:: Data to process

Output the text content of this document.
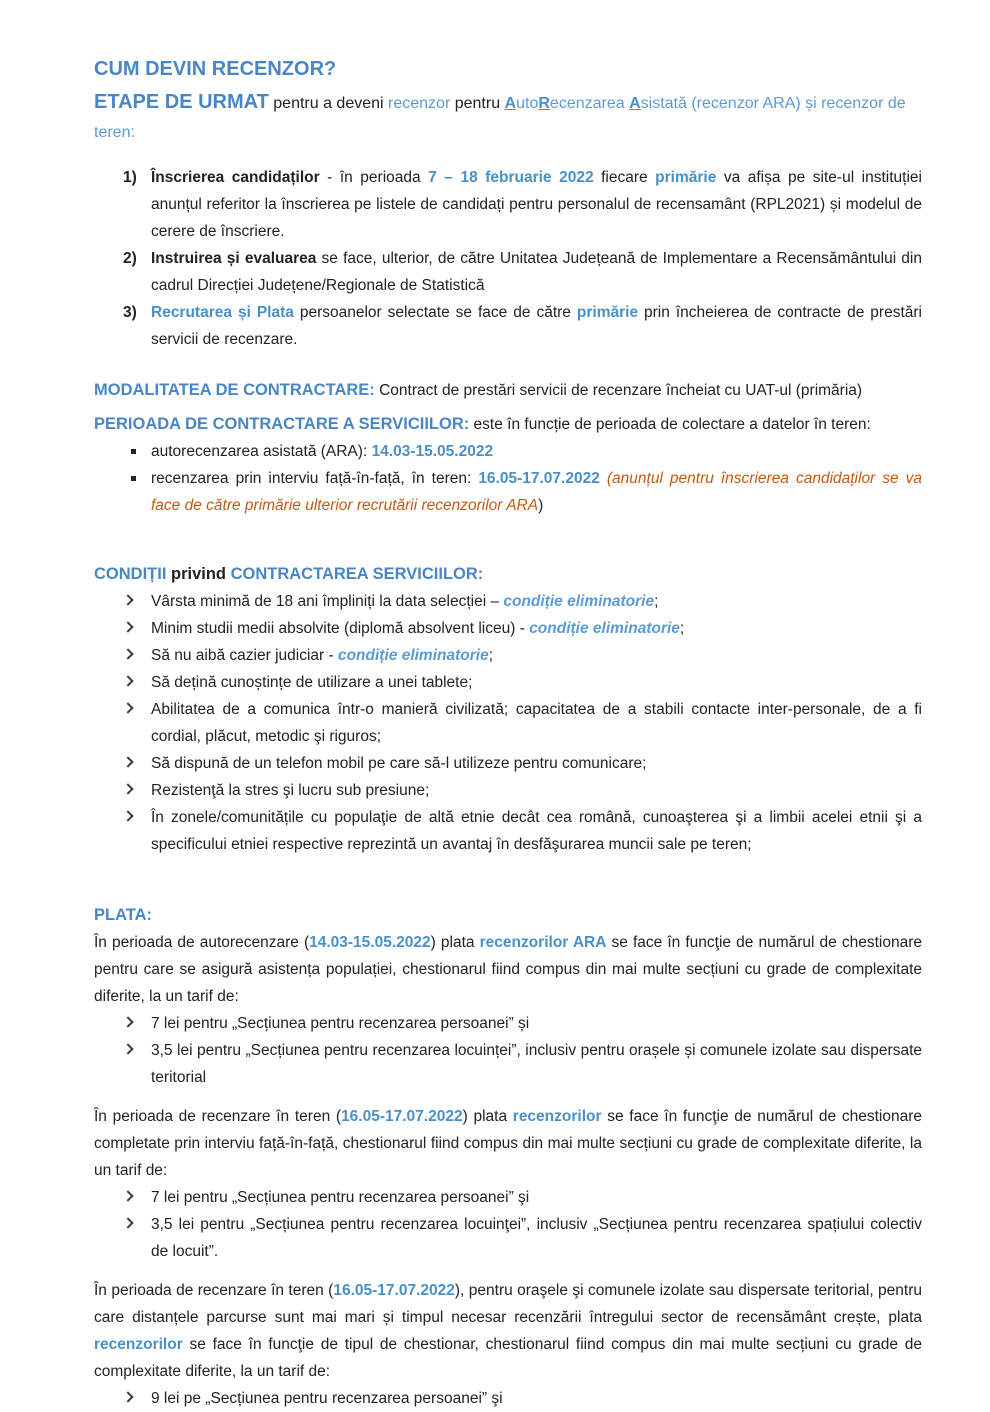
CUM DEVIN RECENZOR?
ETAPE DE URMAT pentru a deveni recenzor pentru AutoRecenzarea Asistată (recenzor ARA) și recenzor de teren:
1) Înscrierea candidaților - în perioada 7 – 18 februarie 2022 fiecare primărie va afișa pe site-ul instituției anunțul referitor la înscrierea pe listele de candidați pentru personalul de recensamânt (RPL2021) și modelul de cerere de înscriere.
2) Instruirea și evaluarea se face, ulterior, de către Unitatea Județeană de Implementare a Recensământului din cadrul Direcției Județene/Regionale de Statistică
3) Recrutarea și Plata persoanelor selectate se face de către primărie prin încheierea de contracte de prestări servicii de recenzare.
MODALITATEA DE CONTRACTARE: Contract de prestări servicii de recenzare încheiat cu UAT-ul (primăria)
PERIOADA DE CONTRACTARE A SERVICIILOR: este în funcție de perioada de colectare a datelor în teren:
autorecenzarea asistată (ARA): 14.03-15.05.2022
recenzarea prin interviu față-în-față, în teren: 16.05-17.07.2022 (anunțul pentru înscrierea candidaților se va face de către primărie ulterior recrutării recenzorilor ARA)
CONDIȚII privind CONTRACTAREA SERVICIILOR:
Vârsta minimă de 18 ani împliniți la data selecției – condiție eliminatorie;
Minim studii medii absolvite (diplomă absolvent liceu) - condiție eliminatorie;
Să nu aibă cazier judiciar - condiție eliminatorie;
Să dețină cunoștințe de utilizare a unei tablete;
Abilitatea de a comunica într-o manieră civilizată; capacitatea de a stabili contacte inter-personale, de a fi cordial, plăcut, metodic şi riguros;
Să dispună de un telefon mobil pe care să-l utilizeze pentru comunicare;
Rezistenţă la stres şi lucru sub presiune;
În zonele/comunitățile cu populaţie de altă etnie decât cea română, cunoaşterea şi a limbii acelei etnii şi a specificului etniei respective reprezintă un avantaj în desfăşurarea muncii sale pe teren;
PLATA:
În perioada de autorecenzare (14.03-15.05.2022) plata recenzorilor ARA se face în funcţie de numărul de chestionare pentru care se asigură asistența populației, chestionarul fiind compus din mai multe secțiuni cu grade de complexitate diferite, la un tarif de:
7 lei pentru „Secțiunea pentru recenzarea persoanei” și
3,5 lei pentru „Secțiunea pentru recenzarea locuinței”, inclusiv pentru orașele și comunele izolate sau dispersate teritorial
În perioada de recenzare în teren (16.05-17.07.2022) plata recenzorilor se face în funcţie de numărul de chestionare completate prin interviu față-în-față, chestionarul fiind compus din mai multe secțiuni cu grade de complexitate diferite, la un tarif de:
7 lei pentru „Secțiunea pentru recenzarea persoanei” şi
3,5 lei pentru „Secțiunea pentru recenzarea locuinţei”, inclusiv „Secțiunea pentru recenzarea spațiului colectiv de locuit”.
În perioada de recenzare în teren (16.05-17.07.2022), pentru oraşele şi comunele izolate sau dispersate teritorial, pentru care distanțele parcurse sunt mai mari și timpul necesar recenzării întregului sector de recensământ crește, plata recenzorilor se face în funcţie de tipul de chestionar, chestionarul fiind compus din mai multe secțiuni cu grade de complexitate diferite, la un tarif de:
9 lei pe „Secțiunea pentru recenzarea persoanei” şi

::::

#### What you need to do
From the listing, tally every line with the word "către" in it and give only the tally.

#### Exercise answer
3